[BEGIN]

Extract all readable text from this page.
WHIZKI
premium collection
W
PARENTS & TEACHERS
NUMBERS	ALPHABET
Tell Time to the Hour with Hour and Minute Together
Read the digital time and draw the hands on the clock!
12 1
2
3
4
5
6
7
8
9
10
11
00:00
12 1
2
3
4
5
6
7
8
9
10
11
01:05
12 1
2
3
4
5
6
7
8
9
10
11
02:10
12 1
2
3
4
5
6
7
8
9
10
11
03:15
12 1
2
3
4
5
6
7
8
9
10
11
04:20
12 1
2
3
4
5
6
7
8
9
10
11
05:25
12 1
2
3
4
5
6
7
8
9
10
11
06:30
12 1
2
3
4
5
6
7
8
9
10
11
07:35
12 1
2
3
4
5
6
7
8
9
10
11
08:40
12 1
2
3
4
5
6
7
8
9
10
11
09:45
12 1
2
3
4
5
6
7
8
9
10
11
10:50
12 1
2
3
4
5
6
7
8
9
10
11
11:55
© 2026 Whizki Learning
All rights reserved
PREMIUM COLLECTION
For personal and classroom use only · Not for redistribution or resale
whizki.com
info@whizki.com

[END]

WHAT YOU ARE ASKED TO DO: Show the data once more, exactly as it was written.

EXPECTED ANSWER:
Extract all readable text from this page.
WHIZKI
premium collection
W
PARENTS & TEACHERS
NUMBERS	ALPHABET
Tell Time to the Hour with Hour and Minute Together
Read the digital time and draw the hands on the clock!
12 1
2
3
4
5
6
7
8
9
10
11
00:00
12 1
2
3
4
5
6
7
8
9
10
11
01:05
12 1
2
3
4
5
6
7
8
9
10
11
02:10
12 1
2
3
4
5
6
7
8
9
10
11
03:15
12 1
2
3
4
5
6
7
8
9
10
11
04:20
12 1
2
3
4
5
6
7
8
9
10
11
05:25
12 1
2
3
4
5
6
7
8
9
10
11
06:30
12 1
2
3
4
5
6
7
8
9
10
11
07:35
12 1
2
3
4
5
6
7
8
9
10
11
08:40
12 1
2
3
4
5
6
7
8
9
10
11
09:45
12 1
2
3
4
5
6
7
8
9
10
11
10:50
12 1
2
3
4
5
6
7
8
9
10
11
11:55
© 2026 Whizki Learning
All rights reserved
PREMIUM COLLECTION
For personal and classroom use only · Not for redistribution or resale
whizki.com
info@whizki.com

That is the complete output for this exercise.